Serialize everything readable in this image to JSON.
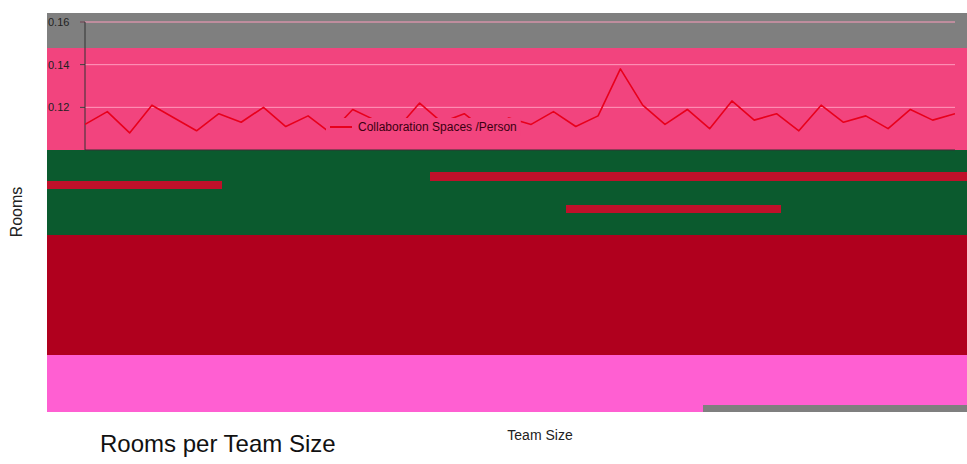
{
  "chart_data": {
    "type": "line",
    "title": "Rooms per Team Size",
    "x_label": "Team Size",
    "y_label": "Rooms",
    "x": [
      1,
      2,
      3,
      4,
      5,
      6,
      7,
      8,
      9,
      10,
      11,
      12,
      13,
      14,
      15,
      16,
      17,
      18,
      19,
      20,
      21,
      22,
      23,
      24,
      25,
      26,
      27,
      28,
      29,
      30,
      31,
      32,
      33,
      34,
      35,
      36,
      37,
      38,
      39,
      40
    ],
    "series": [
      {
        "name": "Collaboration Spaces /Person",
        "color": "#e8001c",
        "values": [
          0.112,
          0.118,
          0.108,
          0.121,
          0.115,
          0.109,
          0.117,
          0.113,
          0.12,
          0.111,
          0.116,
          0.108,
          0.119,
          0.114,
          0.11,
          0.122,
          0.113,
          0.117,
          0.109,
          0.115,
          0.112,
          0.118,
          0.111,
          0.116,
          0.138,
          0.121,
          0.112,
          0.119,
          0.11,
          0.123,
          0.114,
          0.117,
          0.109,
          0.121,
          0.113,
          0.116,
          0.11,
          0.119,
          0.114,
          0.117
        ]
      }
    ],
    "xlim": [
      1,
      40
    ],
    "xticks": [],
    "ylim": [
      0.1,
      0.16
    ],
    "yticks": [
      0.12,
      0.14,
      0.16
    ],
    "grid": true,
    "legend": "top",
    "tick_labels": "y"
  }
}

=-=-=

Exercise prompt:
Scan the listing above. Collect all lines with the word "Rooms".

Task solution:
    "title": "Rooms per Team Size",
    "y_label": "Rooms",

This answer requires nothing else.